Written request: Check each line of the listing below for the string "offset", and copy the ones that have it.

****************************************

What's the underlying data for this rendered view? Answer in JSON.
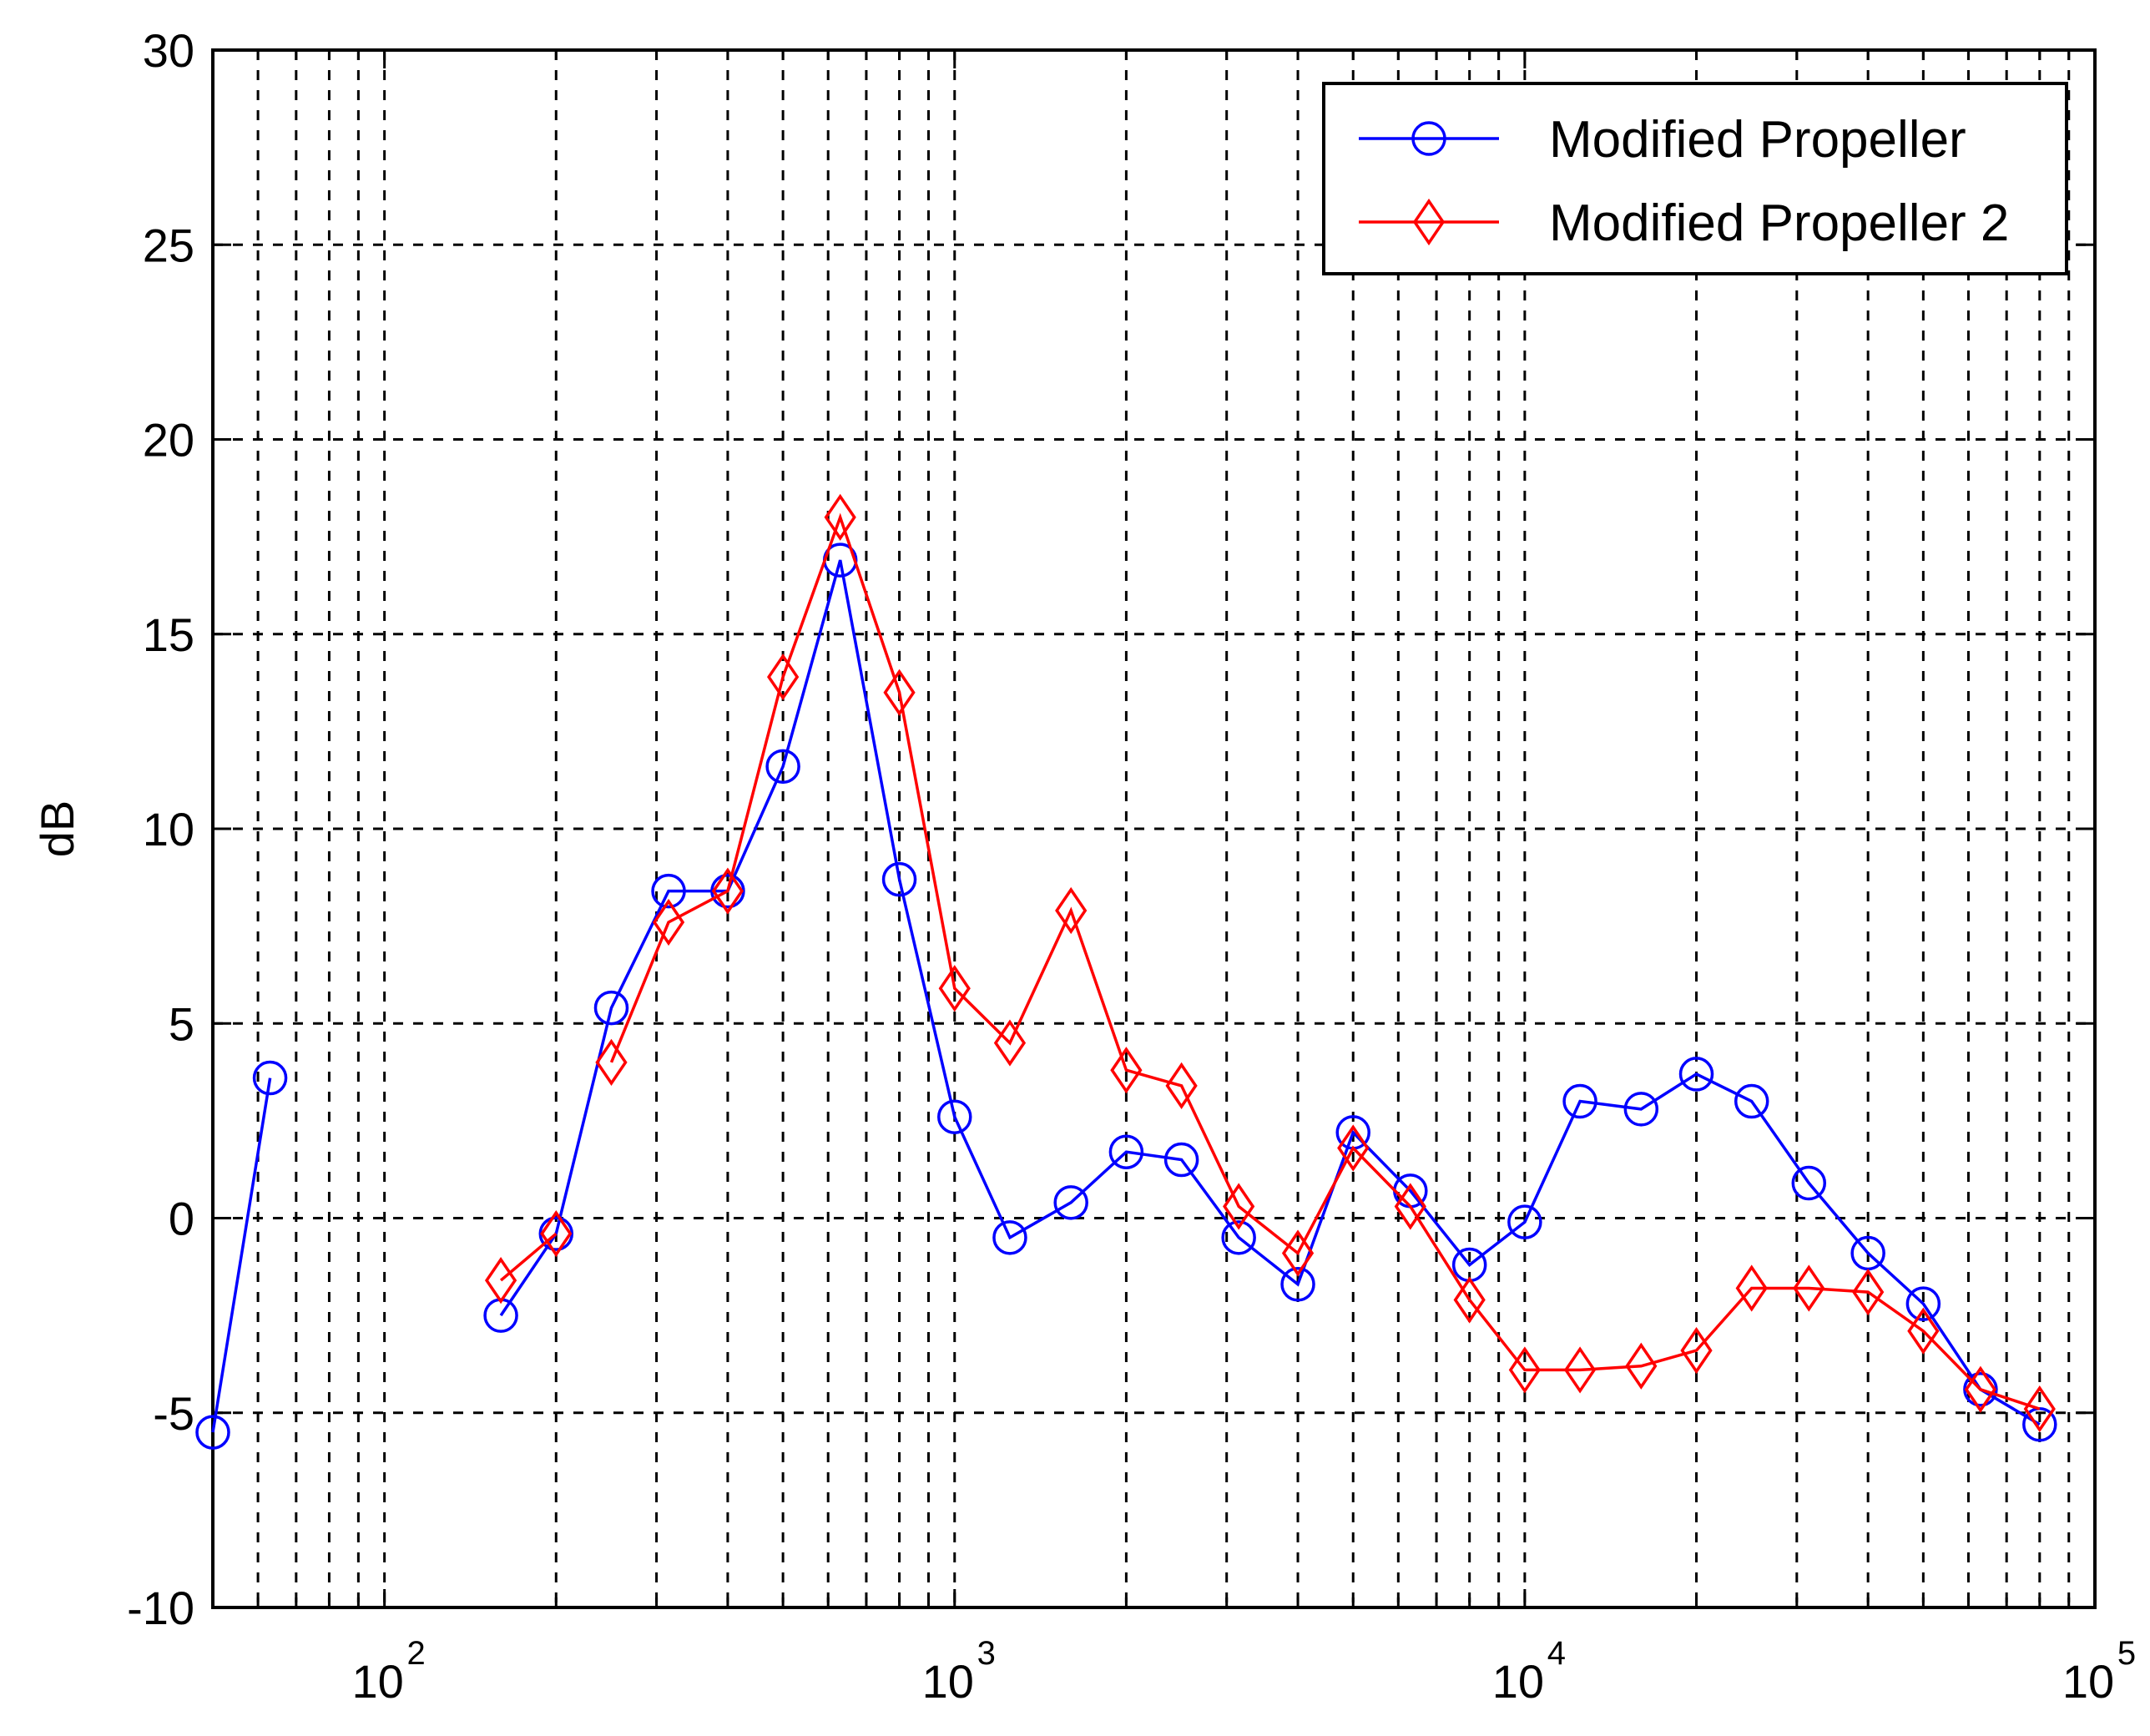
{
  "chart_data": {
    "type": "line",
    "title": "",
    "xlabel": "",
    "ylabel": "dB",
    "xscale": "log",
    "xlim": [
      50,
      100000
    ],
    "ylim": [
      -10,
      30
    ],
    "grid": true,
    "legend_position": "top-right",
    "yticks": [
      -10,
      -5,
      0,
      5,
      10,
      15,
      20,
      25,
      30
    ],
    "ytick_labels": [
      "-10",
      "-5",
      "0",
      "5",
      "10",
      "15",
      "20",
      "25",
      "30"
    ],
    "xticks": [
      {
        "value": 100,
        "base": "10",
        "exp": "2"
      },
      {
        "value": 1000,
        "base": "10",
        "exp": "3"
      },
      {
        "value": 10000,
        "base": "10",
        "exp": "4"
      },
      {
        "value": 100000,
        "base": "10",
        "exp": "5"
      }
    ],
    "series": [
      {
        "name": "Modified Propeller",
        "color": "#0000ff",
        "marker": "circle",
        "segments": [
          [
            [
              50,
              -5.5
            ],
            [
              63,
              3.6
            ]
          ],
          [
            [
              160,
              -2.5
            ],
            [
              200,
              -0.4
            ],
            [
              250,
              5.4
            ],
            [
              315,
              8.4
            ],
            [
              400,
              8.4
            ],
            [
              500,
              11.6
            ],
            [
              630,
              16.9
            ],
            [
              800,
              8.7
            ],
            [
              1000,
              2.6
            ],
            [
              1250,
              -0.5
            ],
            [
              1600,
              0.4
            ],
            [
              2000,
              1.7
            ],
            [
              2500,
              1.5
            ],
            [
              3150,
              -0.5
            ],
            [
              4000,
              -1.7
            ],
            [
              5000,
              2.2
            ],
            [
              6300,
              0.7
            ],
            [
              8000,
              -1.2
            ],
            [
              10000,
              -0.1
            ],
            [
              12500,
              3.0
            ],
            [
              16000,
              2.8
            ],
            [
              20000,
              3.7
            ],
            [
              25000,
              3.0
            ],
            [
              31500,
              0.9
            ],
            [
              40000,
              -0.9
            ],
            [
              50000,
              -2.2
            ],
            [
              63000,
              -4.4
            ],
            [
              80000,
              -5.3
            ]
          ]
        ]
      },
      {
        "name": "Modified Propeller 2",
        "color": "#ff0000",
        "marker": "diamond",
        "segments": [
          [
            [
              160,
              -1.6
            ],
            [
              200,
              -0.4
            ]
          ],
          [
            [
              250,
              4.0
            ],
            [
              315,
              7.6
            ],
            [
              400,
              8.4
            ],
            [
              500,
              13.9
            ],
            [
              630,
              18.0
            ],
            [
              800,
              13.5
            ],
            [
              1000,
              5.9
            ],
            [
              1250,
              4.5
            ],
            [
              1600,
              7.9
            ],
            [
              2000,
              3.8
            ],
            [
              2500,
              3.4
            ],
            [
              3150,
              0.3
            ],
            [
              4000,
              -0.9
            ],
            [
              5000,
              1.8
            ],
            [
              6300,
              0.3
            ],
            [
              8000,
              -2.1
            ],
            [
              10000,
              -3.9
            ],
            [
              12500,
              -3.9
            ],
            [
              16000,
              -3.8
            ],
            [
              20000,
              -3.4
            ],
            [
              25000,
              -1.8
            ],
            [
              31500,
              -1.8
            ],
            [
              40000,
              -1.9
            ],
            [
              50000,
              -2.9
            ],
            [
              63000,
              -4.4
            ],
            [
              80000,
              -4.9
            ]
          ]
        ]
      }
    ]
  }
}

****************************************

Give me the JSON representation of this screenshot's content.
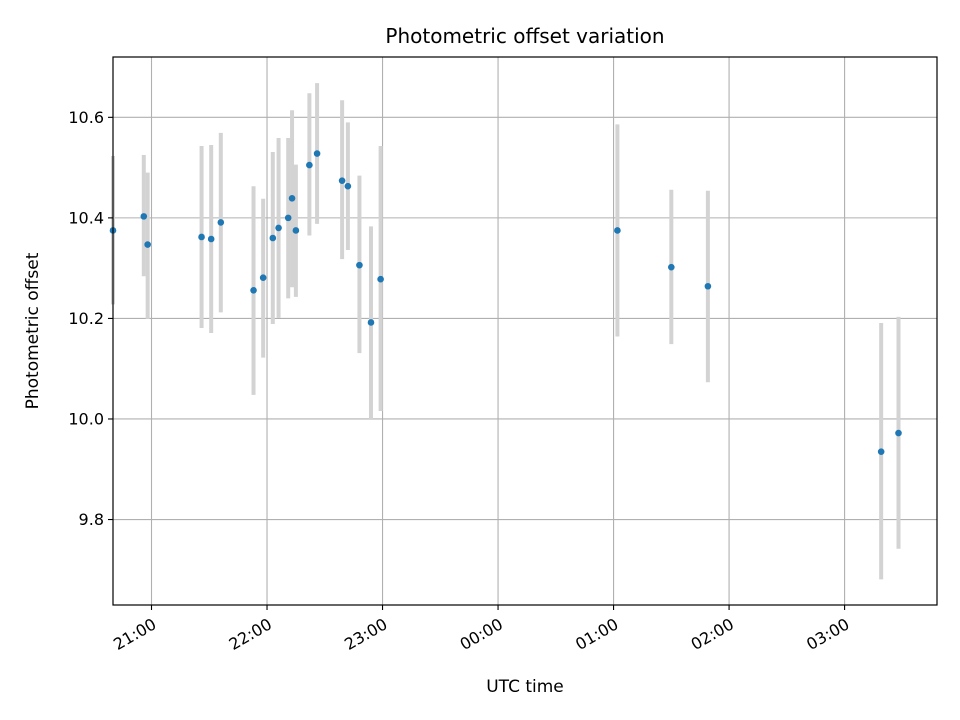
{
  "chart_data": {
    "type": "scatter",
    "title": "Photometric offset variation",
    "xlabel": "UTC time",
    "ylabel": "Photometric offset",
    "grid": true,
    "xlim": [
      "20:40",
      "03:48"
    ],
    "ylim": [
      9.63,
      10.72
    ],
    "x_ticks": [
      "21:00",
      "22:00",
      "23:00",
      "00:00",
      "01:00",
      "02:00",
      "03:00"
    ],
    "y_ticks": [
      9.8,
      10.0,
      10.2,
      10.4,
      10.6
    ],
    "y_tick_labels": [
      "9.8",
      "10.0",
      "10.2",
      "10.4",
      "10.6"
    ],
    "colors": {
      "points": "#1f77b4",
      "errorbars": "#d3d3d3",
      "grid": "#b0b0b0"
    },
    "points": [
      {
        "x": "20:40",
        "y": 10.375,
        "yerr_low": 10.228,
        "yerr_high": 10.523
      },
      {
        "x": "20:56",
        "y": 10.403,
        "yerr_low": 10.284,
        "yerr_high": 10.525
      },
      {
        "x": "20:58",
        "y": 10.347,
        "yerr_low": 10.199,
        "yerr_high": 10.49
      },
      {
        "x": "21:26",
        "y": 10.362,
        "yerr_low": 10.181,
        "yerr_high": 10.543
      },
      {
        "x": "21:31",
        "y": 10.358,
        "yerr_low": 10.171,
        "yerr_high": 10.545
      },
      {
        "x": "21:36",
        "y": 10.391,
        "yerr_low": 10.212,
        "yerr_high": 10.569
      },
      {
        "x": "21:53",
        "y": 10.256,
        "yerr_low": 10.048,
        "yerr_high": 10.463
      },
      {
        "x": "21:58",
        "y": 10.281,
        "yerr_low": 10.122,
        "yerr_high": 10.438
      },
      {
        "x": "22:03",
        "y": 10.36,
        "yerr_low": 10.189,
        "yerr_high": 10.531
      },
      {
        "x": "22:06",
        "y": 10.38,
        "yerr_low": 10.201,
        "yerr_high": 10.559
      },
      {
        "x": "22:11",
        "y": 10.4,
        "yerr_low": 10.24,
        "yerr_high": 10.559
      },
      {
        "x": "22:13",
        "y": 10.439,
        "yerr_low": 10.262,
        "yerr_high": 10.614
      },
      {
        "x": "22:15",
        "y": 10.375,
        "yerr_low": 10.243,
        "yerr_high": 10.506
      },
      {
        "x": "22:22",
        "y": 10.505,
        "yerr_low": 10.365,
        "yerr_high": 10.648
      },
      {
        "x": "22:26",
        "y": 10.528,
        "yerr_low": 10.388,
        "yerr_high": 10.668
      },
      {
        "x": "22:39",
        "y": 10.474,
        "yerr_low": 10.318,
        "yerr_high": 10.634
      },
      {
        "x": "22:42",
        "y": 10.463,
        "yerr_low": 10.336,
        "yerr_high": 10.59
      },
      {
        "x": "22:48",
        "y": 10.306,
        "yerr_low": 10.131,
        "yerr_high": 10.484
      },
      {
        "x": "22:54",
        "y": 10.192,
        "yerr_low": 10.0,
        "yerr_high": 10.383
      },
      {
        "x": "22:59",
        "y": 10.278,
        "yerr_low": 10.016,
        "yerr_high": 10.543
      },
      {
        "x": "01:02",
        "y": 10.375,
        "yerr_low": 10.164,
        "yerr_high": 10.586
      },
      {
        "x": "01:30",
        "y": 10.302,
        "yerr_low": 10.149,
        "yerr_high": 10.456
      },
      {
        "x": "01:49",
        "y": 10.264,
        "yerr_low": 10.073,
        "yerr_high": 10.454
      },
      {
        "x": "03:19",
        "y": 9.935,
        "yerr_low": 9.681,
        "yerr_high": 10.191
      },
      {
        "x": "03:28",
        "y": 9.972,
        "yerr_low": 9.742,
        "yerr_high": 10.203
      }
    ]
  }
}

****************************************

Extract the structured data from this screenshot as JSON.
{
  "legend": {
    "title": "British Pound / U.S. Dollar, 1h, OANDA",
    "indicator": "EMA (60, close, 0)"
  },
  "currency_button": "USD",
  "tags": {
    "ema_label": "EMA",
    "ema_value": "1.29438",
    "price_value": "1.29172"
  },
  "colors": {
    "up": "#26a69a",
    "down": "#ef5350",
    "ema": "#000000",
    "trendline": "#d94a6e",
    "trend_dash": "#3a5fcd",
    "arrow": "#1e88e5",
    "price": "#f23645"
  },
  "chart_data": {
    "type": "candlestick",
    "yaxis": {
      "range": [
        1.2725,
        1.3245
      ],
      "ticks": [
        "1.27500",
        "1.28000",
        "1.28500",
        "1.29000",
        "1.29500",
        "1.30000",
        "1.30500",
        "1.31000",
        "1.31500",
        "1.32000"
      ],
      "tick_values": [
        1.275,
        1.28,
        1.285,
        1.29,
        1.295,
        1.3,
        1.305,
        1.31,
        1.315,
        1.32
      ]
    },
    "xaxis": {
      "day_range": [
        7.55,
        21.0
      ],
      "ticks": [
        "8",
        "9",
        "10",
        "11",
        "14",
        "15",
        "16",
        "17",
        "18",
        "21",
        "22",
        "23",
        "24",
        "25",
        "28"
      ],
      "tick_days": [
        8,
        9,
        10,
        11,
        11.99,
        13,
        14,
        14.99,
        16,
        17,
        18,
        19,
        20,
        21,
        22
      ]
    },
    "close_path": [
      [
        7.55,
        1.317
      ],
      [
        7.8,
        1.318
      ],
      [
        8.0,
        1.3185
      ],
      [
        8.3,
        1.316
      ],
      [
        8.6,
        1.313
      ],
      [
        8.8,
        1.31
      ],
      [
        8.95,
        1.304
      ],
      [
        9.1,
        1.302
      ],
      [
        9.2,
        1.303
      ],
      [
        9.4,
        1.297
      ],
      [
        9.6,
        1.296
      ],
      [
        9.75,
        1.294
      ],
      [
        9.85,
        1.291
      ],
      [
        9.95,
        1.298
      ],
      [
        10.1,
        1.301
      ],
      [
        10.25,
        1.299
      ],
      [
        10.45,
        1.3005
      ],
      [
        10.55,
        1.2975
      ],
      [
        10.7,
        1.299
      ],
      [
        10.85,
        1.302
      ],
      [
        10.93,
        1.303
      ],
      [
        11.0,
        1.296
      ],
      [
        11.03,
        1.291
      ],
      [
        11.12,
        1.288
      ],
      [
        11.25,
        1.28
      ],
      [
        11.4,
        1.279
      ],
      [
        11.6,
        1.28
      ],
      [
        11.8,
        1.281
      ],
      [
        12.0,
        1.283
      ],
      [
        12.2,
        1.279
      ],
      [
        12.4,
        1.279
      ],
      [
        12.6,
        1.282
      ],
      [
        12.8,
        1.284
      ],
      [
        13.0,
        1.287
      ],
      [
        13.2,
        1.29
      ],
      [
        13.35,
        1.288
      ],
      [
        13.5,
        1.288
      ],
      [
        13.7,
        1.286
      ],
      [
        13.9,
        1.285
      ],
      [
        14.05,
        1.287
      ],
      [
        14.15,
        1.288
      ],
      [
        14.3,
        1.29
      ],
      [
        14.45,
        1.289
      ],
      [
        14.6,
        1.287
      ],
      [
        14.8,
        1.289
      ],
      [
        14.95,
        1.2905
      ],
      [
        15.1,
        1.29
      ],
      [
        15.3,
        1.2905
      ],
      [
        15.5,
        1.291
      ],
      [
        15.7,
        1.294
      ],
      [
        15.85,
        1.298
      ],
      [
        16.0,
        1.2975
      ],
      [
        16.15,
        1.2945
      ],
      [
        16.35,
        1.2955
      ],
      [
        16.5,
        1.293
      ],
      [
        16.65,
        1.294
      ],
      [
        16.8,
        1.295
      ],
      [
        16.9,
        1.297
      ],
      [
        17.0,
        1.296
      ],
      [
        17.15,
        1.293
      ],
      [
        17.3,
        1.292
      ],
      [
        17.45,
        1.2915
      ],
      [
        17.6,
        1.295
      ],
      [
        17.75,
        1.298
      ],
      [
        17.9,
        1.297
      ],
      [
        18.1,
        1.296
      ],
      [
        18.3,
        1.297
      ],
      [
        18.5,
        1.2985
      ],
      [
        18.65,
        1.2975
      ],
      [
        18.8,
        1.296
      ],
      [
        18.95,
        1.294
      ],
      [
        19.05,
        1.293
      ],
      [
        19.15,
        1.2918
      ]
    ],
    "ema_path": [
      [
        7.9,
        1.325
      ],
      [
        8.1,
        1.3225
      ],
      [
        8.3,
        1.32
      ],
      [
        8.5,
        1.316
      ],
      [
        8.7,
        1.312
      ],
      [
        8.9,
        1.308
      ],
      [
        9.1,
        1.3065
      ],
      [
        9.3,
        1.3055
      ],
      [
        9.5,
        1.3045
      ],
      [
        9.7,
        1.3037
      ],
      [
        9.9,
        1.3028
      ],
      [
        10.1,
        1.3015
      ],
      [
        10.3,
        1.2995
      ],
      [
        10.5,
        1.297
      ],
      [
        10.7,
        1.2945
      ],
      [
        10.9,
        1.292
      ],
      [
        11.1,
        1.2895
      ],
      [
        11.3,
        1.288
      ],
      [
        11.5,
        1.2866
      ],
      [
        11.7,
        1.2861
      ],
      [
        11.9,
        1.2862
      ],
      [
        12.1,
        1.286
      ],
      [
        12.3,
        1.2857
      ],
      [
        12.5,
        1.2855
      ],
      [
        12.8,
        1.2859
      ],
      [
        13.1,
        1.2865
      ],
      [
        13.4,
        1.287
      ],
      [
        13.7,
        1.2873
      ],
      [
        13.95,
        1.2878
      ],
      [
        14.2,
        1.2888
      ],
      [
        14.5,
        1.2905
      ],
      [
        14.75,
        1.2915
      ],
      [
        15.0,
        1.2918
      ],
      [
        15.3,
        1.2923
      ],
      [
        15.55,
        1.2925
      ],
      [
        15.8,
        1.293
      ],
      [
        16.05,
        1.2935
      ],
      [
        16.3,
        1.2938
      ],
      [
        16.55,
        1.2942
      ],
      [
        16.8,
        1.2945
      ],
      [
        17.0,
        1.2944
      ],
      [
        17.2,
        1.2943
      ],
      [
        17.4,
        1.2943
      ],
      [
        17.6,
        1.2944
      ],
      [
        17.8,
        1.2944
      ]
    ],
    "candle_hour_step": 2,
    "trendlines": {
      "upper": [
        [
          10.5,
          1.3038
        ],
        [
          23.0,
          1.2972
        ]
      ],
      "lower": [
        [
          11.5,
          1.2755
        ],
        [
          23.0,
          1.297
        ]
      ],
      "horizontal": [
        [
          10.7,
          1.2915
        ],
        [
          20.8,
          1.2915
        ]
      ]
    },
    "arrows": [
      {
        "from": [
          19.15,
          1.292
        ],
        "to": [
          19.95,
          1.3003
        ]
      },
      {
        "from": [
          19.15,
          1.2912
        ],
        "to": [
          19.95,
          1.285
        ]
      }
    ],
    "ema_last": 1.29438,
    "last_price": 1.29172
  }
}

****************************************

Complete response:
    "title": "Photometric offset variation",
    "ylabel": "Photometric offset",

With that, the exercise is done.